[Extracted data entries]
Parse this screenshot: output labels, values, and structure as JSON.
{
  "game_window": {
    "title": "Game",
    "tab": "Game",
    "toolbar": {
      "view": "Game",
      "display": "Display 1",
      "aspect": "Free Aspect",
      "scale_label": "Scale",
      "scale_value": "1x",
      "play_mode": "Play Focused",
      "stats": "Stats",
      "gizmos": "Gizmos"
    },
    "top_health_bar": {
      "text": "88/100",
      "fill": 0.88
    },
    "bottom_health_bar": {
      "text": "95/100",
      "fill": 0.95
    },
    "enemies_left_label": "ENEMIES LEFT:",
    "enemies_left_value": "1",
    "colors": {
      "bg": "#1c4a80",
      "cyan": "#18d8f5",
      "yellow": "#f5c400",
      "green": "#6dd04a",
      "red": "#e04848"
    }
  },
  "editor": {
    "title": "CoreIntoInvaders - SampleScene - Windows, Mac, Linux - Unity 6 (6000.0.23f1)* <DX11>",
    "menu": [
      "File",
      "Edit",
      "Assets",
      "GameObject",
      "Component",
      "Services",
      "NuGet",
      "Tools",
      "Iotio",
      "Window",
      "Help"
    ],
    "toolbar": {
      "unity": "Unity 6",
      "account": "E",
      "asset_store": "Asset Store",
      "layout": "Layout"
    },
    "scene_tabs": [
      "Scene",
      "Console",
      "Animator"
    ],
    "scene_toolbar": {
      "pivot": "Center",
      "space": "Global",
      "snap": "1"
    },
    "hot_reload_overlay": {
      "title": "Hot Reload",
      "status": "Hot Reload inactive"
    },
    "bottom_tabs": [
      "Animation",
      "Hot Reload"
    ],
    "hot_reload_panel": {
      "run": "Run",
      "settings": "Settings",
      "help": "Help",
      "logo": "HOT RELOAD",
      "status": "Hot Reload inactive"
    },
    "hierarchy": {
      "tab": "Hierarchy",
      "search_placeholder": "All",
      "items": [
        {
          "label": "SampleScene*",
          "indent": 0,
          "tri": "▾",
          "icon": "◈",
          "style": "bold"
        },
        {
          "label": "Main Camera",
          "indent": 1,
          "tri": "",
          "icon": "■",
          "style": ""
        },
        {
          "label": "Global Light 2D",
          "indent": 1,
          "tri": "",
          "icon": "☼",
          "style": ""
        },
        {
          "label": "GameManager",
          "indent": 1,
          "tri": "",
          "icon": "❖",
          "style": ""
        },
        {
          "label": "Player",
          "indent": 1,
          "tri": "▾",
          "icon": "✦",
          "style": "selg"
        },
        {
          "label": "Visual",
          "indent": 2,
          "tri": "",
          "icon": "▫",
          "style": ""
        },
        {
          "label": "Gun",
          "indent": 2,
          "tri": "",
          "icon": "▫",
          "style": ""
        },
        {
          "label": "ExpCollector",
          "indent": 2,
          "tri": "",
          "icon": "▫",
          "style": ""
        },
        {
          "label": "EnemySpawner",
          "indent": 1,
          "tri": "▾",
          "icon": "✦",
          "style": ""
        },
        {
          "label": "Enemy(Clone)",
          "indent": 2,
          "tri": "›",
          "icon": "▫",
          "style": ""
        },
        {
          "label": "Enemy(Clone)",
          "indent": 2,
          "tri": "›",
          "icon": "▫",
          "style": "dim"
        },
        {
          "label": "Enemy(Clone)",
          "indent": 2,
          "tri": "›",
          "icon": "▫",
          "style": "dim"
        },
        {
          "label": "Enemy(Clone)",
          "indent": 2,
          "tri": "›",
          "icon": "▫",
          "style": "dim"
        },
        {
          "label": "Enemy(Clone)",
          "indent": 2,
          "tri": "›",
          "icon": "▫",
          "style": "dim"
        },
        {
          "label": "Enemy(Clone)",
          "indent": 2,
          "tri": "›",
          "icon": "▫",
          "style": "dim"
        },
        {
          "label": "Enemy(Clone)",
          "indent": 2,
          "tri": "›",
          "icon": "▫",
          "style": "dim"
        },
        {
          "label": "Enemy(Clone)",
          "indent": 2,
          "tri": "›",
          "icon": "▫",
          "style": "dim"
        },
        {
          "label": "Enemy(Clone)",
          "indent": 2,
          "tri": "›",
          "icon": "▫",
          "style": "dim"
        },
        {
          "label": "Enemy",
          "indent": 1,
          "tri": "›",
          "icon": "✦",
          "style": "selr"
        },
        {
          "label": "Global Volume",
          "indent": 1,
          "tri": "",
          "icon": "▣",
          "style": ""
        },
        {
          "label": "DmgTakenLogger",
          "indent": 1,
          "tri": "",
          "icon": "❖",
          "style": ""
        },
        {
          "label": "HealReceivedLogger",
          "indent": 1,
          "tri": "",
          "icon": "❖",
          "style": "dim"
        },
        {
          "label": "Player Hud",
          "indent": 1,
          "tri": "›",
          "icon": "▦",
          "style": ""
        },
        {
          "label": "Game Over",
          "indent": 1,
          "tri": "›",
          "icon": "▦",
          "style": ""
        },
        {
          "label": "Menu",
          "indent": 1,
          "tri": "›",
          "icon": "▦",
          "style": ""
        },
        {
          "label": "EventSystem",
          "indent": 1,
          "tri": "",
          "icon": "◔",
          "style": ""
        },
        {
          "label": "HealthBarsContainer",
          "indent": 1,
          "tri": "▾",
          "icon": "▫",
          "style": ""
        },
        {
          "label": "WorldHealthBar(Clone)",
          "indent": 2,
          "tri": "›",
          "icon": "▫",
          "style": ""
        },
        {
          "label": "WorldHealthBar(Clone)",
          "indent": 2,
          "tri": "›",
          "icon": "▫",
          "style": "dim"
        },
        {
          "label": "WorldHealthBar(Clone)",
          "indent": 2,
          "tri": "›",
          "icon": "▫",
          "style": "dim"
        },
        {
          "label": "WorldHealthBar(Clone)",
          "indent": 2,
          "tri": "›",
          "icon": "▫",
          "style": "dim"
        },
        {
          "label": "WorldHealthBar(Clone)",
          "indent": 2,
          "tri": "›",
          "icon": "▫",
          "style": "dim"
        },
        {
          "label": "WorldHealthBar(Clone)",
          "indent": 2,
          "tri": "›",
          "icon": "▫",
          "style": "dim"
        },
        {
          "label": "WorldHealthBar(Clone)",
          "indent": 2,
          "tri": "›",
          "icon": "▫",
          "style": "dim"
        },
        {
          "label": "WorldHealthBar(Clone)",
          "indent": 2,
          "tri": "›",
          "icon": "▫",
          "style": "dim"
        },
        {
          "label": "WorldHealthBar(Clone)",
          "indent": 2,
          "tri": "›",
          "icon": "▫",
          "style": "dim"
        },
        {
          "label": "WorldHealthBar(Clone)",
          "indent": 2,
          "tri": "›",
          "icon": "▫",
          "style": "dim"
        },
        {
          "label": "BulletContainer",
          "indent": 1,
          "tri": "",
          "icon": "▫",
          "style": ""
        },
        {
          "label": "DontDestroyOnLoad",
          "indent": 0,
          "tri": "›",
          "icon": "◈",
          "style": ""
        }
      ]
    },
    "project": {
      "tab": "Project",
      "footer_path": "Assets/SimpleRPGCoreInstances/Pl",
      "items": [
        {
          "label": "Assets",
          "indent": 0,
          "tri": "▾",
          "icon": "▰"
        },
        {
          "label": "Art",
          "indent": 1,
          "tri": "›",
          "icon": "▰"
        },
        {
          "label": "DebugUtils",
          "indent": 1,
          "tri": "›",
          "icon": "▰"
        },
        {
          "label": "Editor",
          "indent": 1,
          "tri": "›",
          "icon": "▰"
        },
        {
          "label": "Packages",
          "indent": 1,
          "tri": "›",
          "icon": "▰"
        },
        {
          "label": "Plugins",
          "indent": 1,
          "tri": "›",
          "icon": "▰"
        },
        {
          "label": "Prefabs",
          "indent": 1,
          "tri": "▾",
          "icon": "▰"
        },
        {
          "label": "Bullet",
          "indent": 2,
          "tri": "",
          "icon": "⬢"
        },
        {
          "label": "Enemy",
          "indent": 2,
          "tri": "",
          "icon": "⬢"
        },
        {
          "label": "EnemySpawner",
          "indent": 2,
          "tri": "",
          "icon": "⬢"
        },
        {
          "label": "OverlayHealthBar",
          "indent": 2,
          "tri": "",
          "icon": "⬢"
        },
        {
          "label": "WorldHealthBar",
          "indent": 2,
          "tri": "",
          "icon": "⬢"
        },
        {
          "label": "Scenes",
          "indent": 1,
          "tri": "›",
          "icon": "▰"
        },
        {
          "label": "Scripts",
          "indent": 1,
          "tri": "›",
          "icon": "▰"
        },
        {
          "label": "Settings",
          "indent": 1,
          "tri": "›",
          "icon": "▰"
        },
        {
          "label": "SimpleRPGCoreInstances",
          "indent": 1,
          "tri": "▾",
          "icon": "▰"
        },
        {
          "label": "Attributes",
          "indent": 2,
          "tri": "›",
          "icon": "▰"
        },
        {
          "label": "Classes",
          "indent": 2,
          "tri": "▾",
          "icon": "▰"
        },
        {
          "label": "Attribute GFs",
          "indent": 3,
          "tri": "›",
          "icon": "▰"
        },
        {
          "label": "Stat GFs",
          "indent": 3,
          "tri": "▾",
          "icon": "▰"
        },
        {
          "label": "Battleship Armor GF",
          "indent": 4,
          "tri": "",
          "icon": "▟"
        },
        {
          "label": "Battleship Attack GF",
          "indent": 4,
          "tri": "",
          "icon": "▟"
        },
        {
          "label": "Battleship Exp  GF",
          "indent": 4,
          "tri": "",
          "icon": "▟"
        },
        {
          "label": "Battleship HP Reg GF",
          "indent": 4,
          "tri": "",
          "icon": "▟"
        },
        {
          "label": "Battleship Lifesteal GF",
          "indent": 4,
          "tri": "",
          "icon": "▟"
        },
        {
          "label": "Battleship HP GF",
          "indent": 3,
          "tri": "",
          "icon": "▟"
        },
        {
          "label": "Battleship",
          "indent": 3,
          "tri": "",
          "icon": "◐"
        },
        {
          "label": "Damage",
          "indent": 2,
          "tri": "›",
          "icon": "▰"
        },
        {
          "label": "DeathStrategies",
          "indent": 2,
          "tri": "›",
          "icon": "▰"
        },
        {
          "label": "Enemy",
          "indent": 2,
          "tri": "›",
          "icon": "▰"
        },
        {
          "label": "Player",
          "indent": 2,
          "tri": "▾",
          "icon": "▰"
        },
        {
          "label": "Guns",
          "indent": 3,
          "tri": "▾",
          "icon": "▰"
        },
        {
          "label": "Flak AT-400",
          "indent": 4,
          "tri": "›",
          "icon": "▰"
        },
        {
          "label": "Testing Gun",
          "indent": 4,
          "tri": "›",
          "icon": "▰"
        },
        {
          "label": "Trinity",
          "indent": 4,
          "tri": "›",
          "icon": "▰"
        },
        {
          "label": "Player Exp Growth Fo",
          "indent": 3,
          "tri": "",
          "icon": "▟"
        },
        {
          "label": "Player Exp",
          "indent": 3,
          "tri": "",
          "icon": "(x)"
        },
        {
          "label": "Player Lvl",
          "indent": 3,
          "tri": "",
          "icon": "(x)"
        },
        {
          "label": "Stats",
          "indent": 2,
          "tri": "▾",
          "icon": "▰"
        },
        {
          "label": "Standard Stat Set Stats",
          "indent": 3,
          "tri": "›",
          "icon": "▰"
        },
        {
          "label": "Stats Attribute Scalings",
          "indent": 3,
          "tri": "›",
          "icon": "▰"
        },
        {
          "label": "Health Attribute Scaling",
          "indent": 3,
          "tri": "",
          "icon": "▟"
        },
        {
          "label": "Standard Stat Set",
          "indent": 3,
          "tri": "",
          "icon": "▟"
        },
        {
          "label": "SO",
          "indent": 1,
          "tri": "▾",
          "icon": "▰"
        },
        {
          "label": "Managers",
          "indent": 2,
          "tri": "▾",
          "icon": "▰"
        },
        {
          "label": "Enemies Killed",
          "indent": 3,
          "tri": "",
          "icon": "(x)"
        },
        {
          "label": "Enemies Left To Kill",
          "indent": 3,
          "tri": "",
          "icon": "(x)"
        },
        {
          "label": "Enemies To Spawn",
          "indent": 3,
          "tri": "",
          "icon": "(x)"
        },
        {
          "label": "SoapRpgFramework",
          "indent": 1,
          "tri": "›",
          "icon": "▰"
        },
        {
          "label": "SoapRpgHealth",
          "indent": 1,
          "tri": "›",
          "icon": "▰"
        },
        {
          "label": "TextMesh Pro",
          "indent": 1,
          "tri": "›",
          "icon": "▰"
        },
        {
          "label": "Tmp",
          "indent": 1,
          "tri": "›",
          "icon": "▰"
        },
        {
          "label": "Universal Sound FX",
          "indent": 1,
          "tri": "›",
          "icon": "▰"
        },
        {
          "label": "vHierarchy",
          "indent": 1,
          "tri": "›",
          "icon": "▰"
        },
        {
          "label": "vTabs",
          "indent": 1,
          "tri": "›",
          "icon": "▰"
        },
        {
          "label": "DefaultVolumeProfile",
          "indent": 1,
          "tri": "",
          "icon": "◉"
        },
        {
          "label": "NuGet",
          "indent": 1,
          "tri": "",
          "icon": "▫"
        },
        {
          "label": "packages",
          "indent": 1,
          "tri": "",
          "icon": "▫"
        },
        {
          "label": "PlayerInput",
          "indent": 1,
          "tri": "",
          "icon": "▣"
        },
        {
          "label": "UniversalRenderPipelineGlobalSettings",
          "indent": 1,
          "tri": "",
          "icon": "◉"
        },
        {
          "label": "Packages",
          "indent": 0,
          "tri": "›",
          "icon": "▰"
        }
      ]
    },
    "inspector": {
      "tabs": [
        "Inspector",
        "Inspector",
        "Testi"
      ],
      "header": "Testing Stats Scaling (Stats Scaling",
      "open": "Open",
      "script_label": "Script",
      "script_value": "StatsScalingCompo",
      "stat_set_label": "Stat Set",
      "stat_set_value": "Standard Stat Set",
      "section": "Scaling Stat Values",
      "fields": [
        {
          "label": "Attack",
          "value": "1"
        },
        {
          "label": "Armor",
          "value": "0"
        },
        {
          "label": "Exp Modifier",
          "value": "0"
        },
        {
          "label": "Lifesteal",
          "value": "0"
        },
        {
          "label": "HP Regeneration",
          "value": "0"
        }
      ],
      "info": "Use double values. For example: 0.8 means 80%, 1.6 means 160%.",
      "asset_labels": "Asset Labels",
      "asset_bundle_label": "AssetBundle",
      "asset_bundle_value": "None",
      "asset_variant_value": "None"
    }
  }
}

- _WHAT YOU WILL DO_: Tally the lines of the listing above that include the word "Armor". Answer with the number alone.

- _EXERCISE ANSWER_: 2